WHAT IS EXPECTED
In how many lines of the data does the word "Oftast" appear? Give the number by itself.

══ THE RECORDS

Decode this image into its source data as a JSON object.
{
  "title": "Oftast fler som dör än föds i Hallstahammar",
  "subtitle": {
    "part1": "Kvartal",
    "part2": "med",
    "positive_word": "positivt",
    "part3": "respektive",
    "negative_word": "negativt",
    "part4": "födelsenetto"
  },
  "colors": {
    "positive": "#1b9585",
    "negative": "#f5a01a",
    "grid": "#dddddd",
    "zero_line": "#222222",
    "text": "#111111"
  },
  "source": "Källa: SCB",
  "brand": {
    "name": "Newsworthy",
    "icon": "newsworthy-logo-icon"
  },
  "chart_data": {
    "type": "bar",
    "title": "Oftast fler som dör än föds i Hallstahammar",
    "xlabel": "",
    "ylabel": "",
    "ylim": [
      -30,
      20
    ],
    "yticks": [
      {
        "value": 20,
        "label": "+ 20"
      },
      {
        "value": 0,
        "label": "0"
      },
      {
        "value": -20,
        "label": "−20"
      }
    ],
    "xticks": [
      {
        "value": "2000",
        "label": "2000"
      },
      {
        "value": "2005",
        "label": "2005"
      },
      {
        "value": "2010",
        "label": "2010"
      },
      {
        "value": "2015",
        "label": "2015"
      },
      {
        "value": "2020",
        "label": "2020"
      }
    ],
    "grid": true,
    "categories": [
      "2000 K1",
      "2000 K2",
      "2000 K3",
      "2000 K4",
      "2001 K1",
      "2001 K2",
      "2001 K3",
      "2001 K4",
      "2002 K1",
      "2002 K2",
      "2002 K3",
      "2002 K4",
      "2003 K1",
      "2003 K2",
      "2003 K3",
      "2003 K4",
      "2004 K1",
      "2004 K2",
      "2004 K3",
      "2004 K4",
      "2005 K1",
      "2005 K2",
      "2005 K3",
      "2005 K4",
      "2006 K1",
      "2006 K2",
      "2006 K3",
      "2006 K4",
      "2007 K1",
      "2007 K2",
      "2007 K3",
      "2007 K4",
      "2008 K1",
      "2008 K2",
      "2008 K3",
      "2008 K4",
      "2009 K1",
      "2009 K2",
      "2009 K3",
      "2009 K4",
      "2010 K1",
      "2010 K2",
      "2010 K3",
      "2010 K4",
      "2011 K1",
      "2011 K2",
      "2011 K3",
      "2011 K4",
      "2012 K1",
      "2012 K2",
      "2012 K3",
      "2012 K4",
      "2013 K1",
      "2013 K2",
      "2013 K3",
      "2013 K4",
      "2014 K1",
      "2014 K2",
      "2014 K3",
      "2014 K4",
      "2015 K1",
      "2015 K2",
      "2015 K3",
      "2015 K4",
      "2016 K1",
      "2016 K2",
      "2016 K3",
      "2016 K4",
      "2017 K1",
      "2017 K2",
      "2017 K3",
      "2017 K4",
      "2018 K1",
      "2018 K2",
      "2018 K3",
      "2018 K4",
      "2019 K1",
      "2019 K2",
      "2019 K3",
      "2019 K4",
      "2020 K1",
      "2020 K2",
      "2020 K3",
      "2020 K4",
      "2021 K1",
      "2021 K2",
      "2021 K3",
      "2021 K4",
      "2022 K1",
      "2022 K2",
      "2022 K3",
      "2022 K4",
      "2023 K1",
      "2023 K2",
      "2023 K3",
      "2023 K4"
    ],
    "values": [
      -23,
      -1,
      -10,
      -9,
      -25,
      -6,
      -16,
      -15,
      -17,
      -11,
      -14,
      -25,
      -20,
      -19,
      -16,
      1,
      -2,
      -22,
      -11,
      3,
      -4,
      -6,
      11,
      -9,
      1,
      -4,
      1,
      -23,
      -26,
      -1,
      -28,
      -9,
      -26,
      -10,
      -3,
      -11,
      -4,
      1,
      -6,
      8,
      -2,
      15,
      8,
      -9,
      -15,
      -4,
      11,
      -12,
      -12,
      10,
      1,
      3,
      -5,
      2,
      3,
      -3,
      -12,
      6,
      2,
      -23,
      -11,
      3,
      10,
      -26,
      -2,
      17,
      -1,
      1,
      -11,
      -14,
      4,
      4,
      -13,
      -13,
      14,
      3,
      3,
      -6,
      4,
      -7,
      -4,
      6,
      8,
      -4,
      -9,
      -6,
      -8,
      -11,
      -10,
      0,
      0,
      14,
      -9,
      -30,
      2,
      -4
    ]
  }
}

════

CORRECT RESPONSE
2